◆ Passage:
Turn buildCfg into a method

Signed-off-by: Danila Fedorin <danila.fedorin@gmail.com>

lean/Spa/Analysis/Forward.lean

@@ -94,7 +94,7 @@ theorem stepTrace {s₁ : prog.State} {ρ₁ ρ₂ : Env}
 
 theorem walkTrace {s₁ s₂ : prog.State} {ρ₁ ρ₂ : Env}
     (hjoin : ⟦ joinForKey s₁ (result L prog) ⟧ ρ₁)
-    (tr : Trace prog.graph s₁ s₂ ρ₁ ρ₂) :
+    (tr : Trace prog.cfg s₁ s₂ ρ₁ ρ₂) :
     ⟦ variablesAt s₂ (result L prog) ⟧ ρ₂ := by
   induction tr with
   | single hbss => exact stepTrace hjoin hbss

lean/Spa/Language.lean

@@ -15,17 +15,17 @@ namespace Program
 
 variable (p : Program)
 
-def graph : Graph := Graph.wrap (buildCfg p.rootStmt)
+def cfg : Graph := Graph.wrap p.rootStmt.cfg
 
-abbrev State : Type := p.graph.Index
+abbrev State : Type := p.cfg.Index
 
-def initialState : p.State := (buildCfg p.rootStmt).wrapInput
+def initialState : p.State := p.rootStmt.cfg.wrapInput
 
-def finalState : p.State := (buildCfg p.rootStmt).wrapOutput
+def finalState : p.State := p.rootStmt.cfg.wrapOutput
 
 theorem trace {ρ : Env} (h : EvalStmt [] p.rootStmt ρ) :
-    Trace p.graph p.initialState p.finalState [] ρ := by
-  obtain ⟨i₁, h₁, i₂, h₂, tr⟩ := EndToEndTrace.wrap (buildCfg_sufficient h)
+    Trace p.cfg p.initialState p.finalState [] ρ := by
+  obtain ⟨i₁, h₁, i₂, h₂, tr⟩ := EndToEndTrace.wrap (Stmt.cfg_sufficient h)
   rw [Graph.wrap_inputs, List.mem_singleton] at h₁
   rw [Graph.wrap_outputs, List.mem_singleton] at h₂
   subst h₁; subst h₂
@@ -35,23 +35,23 @@ def vars : List String := p.rootStmt.vars.sort (· ≤ ·)

◆ Provided data:
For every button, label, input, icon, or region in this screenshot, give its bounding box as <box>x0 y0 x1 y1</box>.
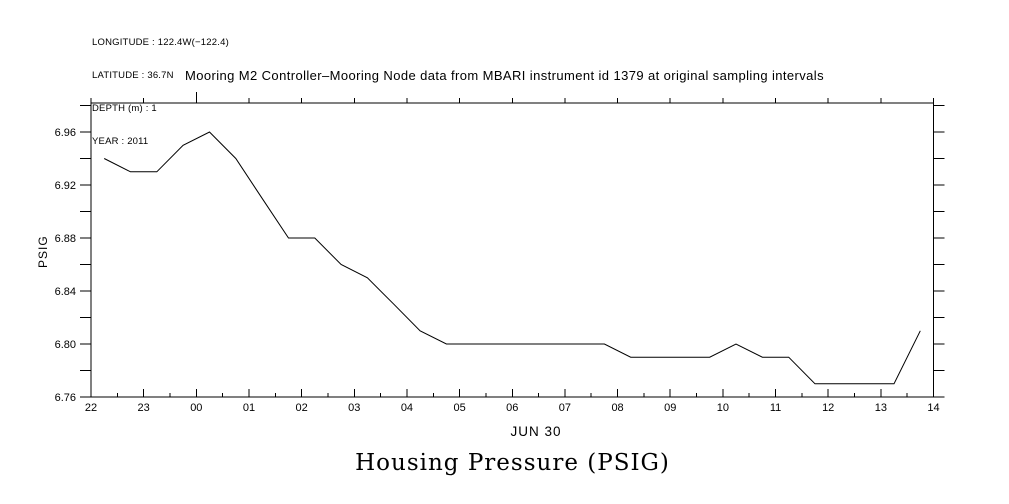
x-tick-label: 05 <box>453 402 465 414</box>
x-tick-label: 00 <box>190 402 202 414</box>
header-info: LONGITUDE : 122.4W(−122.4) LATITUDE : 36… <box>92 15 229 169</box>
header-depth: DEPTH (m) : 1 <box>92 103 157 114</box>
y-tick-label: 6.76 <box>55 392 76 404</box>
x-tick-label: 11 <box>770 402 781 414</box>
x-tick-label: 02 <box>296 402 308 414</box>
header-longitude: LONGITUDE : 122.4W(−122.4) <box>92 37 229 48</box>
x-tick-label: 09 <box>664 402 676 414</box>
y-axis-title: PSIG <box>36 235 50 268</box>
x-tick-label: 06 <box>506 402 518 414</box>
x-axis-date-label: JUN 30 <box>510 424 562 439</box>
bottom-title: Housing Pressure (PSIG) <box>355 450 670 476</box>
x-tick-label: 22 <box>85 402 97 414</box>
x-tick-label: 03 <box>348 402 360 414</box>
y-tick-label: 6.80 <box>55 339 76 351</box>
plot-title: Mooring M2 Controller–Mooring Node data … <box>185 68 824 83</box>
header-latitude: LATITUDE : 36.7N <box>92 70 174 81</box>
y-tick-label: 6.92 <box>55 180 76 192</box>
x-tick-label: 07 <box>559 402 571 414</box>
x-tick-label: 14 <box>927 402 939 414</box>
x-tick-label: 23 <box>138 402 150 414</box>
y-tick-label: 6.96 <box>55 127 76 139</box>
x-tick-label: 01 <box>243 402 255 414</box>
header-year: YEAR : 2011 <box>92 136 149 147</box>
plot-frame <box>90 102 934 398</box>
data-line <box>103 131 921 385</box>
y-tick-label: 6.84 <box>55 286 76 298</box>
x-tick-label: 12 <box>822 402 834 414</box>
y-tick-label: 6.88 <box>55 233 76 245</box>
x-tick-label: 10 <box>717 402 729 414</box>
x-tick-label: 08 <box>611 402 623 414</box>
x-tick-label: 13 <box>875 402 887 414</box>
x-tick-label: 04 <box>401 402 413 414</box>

---

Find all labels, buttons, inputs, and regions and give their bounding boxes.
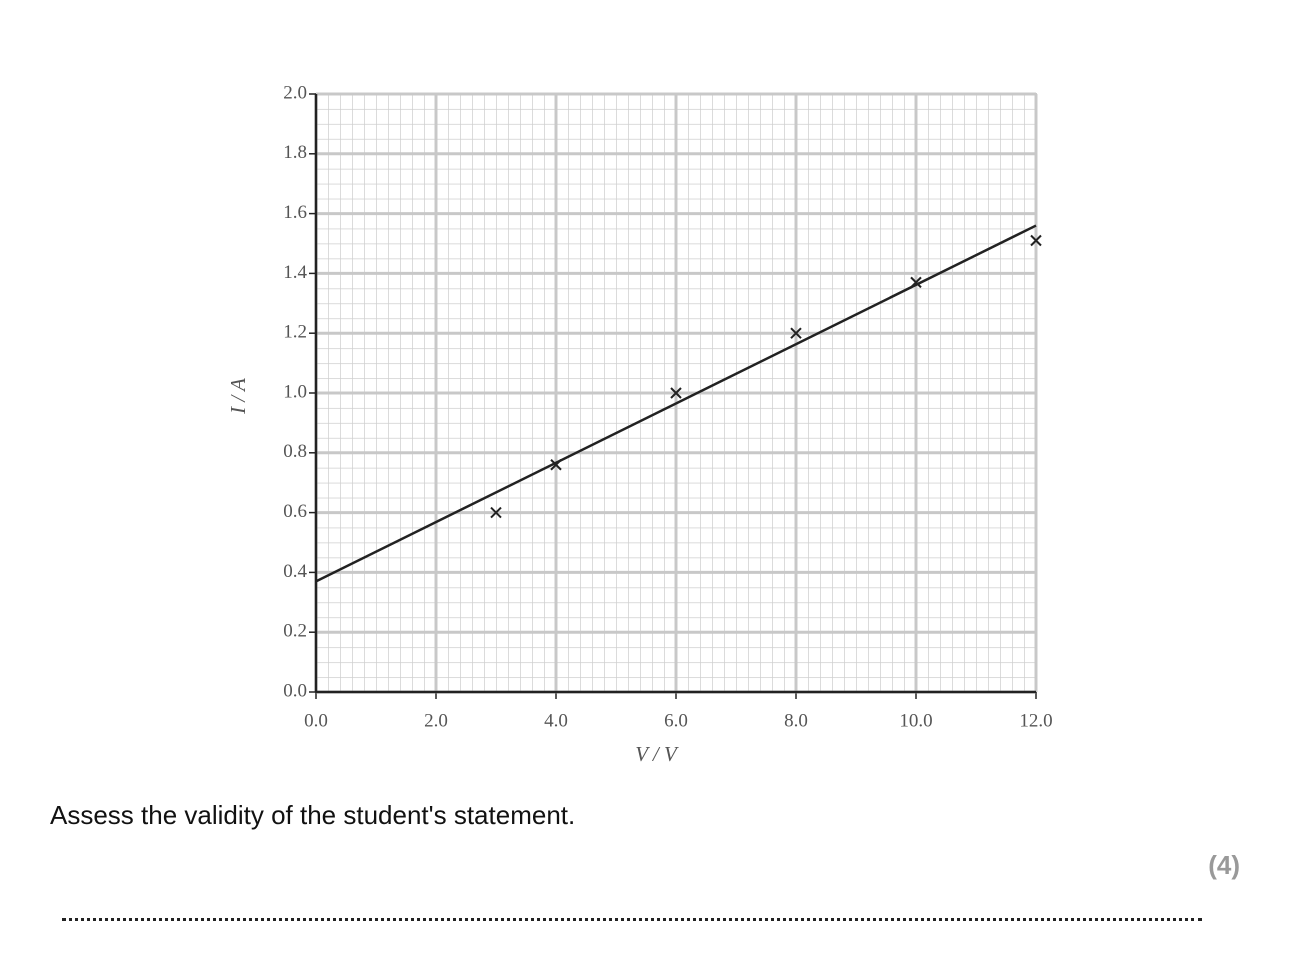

◆ Complete the following:
• a. Please retype the stretch of the commit diff above from "-abbrev State : Type" through "EndToEndTrace.wrap (Stmt.cfg_sufficient h)".
• b. Render the sentence "Turn buildCfg into a method" from the commit diff in Spanish.

◆ Results for each task:
• a.
-abbrev State : Type := p.graph.Index
+abbrev State : Type := p.cfg.Index
 
-def initialState : p.State := (buildCfg p.rootStmt).wrapInput
+def initialState : p.State := p.rootStmt.cfg.wrapInput
 
-def finalState : p.State := (buildCfg p.rootStmt).wrapOutput
+def finalState : p.State := p.rootStmt.cfg.wrapOutput
 
 theorem trace {ρ : Env} (h : EvalStmt [] p.rootStmt ρ) :
-    Trace p.graph p.initialState p.finalState [] ρ := by
-  obtain ⟨i₁, h₁, i₂, h₂, tr⟩ := EndToEndTrace.wrap (buildCfg_sufficient h)
+    Trace p.cfg p.initialState p.finalState [] ρ := by
+  obtain ⟨i₁, h₁, i₂, h₂, tr⟩ := EndToEndTrace.wrap (Stmt.cfg_sufficient h)

• b. Convierte buildCfg en un método